WHAT YOU HAVE TO DO —
Check each line of the entries below for the string "Direttore"; copy every line where it appears.

_ _ _

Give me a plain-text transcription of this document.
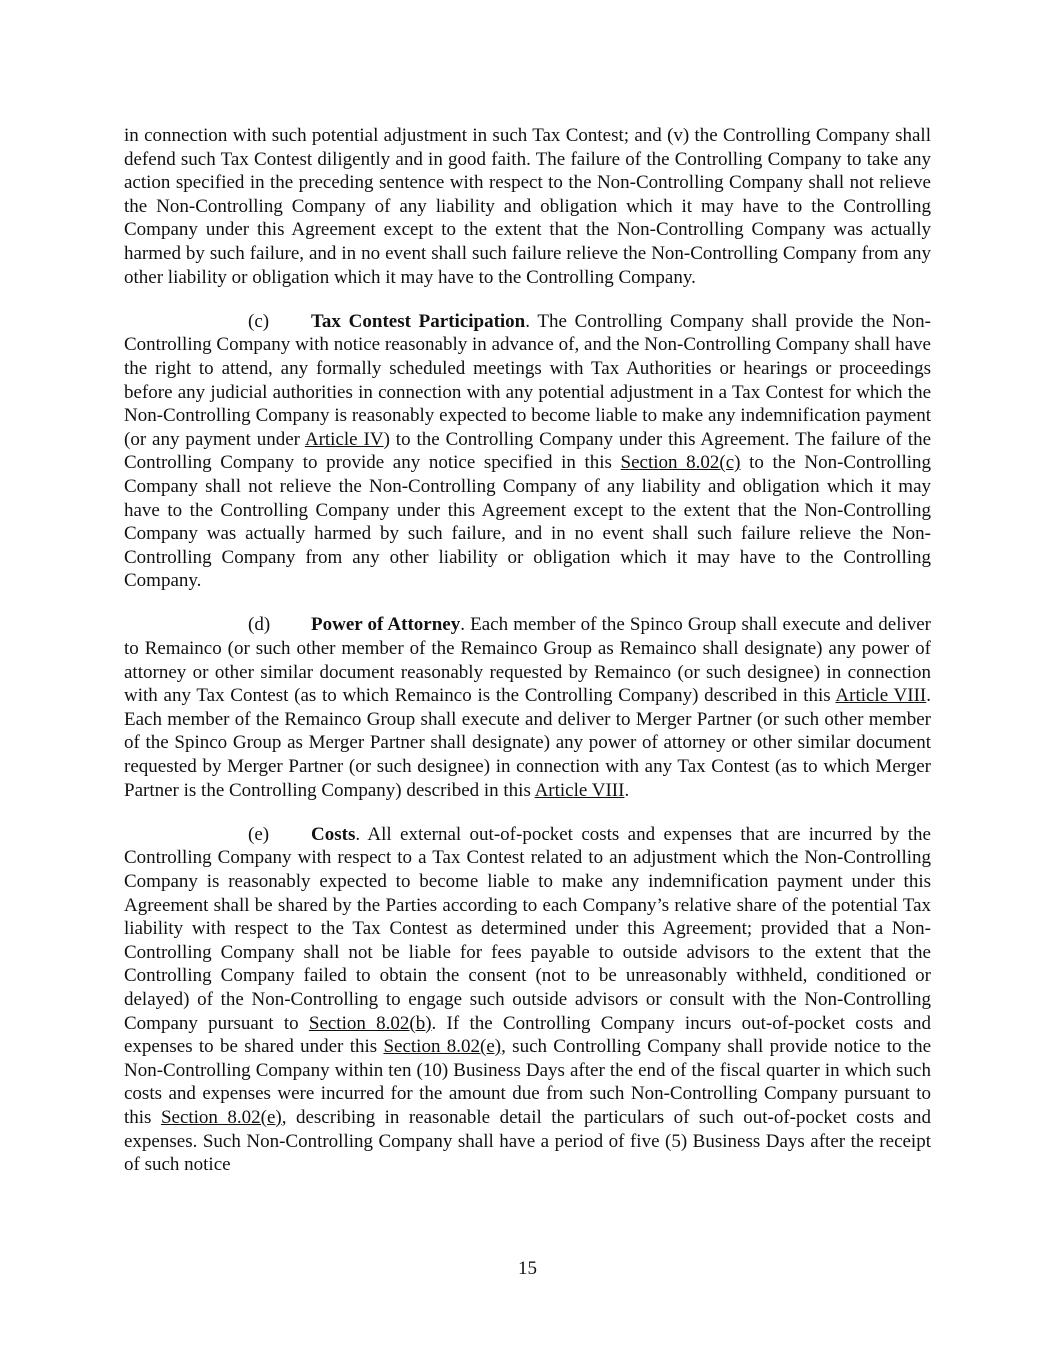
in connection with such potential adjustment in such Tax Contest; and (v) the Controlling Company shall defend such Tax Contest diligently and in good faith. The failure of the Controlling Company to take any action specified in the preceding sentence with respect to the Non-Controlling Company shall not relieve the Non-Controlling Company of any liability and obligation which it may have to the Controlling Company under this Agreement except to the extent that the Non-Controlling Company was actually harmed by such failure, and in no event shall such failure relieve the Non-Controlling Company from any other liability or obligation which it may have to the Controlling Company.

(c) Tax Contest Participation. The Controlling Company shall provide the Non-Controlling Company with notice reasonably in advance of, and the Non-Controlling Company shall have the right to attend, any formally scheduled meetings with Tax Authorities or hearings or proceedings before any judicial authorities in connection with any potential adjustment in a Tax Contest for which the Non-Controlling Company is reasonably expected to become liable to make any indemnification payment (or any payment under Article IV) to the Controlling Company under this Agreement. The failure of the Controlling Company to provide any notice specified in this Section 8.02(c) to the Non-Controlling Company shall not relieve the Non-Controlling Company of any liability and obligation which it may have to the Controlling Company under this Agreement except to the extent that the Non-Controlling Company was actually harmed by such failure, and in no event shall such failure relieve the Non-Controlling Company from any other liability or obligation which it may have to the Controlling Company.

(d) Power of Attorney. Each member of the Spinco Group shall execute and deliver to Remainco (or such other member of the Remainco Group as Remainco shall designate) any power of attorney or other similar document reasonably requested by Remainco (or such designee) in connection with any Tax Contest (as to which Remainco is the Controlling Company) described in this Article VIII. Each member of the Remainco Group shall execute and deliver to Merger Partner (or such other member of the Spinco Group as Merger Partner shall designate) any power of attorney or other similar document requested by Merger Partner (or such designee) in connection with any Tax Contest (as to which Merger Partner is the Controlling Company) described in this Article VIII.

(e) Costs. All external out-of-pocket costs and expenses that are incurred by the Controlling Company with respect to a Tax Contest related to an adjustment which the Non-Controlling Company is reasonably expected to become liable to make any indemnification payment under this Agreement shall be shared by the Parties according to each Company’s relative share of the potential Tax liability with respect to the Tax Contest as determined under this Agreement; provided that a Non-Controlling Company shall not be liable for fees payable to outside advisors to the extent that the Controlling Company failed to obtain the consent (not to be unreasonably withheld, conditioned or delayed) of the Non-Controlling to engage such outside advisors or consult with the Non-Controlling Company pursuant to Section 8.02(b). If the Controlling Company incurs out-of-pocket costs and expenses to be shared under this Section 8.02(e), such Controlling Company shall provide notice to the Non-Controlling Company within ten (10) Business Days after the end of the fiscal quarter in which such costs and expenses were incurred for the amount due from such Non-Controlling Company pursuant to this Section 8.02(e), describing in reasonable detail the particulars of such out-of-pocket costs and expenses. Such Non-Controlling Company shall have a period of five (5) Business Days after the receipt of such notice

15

_ _ _

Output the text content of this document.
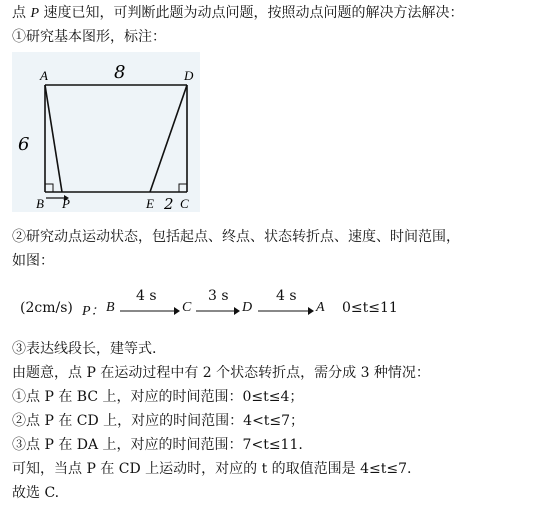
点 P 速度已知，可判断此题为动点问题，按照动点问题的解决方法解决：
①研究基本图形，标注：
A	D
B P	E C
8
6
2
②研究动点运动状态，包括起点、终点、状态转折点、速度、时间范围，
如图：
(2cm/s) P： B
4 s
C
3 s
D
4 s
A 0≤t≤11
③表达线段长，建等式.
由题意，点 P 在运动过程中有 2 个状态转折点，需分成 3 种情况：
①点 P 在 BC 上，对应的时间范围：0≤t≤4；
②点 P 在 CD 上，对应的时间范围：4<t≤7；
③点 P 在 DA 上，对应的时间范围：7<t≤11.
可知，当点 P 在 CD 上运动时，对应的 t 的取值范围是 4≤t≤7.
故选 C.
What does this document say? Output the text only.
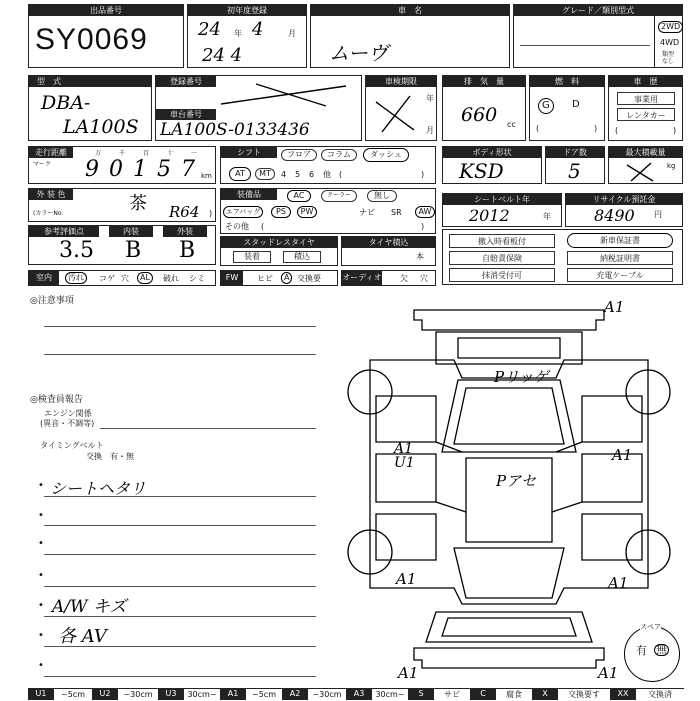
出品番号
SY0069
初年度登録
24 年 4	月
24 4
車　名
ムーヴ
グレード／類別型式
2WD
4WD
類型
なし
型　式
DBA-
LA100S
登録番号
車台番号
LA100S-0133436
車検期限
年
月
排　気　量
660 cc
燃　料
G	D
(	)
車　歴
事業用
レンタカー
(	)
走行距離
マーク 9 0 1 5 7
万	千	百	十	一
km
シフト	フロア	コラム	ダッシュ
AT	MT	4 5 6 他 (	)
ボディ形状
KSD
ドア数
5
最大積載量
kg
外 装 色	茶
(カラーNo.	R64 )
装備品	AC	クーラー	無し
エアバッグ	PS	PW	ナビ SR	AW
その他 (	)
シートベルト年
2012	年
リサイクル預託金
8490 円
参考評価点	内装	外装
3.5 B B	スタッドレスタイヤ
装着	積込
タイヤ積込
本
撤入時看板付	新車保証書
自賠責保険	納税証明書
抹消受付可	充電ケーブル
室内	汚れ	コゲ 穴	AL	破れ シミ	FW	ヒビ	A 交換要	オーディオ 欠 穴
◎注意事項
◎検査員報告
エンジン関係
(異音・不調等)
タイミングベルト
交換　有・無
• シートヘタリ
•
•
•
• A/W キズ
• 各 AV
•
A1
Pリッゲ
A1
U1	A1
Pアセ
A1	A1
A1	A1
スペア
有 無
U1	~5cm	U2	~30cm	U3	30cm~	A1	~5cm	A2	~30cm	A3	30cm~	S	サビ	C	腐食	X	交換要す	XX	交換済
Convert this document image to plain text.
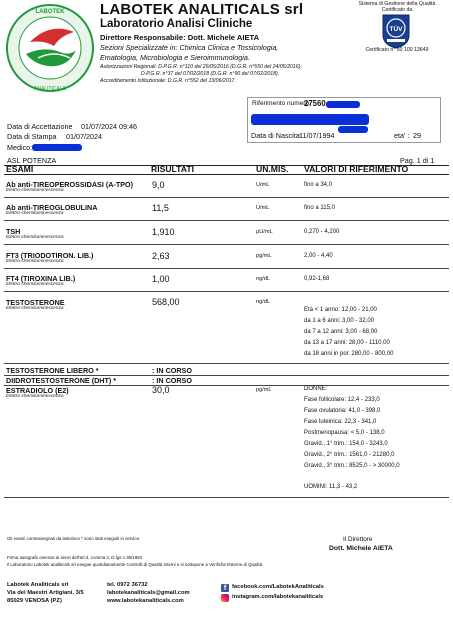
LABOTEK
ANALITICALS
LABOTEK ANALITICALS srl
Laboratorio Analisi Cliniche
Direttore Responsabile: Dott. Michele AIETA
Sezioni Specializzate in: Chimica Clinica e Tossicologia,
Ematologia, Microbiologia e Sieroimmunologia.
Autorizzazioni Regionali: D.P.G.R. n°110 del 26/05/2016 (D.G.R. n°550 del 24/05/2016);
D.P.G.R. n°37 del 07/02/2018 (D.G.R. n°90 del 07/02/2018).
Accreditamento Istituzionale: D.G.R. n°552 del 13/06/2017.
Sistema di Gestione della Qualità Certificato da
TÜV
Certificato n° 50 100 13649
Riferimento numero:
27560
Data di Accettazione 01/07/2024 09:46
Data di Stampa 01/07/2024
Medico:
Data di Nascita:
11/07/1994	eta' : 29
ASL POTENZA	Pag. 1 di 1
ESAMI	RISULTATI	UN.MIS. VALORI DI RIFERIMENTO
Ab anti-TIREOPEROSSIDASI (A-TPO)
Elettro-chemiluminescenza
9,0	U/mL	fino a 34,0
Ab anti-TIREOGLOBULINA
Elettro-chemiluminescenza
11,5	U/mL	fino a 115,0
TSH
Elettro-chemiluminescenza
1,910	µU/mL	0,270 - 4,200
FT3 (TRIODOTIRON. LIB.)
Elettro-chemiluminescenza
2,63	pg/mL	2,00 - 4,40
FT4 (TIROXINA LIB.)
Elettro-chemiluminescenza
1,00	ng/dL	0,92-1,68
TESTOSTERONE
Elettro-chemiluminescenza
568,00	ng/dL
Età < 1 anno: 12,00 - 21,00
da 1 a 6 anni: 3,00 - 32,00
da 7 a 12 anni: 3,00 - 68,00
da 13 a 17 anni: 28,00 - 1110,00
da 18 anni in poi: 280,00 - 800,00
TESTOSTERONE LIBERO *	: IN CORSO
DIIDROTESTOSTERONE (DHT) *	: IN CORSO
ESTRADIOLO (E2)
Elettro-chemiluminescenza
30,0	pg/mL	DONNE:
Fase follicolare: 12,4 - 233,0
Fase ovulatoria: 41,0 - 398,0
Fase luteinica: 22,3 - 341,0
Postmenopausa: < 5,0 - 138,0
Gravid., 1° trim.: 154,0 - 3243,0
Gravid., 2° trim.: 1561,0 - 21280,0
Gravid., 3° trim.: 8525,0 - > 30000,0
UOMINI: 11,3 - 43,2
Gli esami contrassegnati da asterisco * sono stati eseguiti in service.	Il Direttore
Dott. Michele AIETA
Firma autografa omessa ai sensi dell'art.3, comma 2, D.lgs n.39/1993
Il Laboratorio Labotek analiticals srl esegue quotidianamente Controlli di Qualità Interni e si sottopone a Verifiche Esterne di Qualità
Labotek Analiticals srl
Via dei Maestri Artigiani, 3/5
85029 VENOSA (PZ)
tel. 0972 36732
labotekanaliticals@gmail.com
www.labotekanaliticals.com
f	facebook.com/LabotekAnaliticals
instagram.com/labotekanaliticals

_ _ _

FINISHED TASK —
Direttore Responsabile: Dott. Michele AIETA
Gli esami contrassegnati da asterisco * sono stati eseguiti in service.	Il Direttore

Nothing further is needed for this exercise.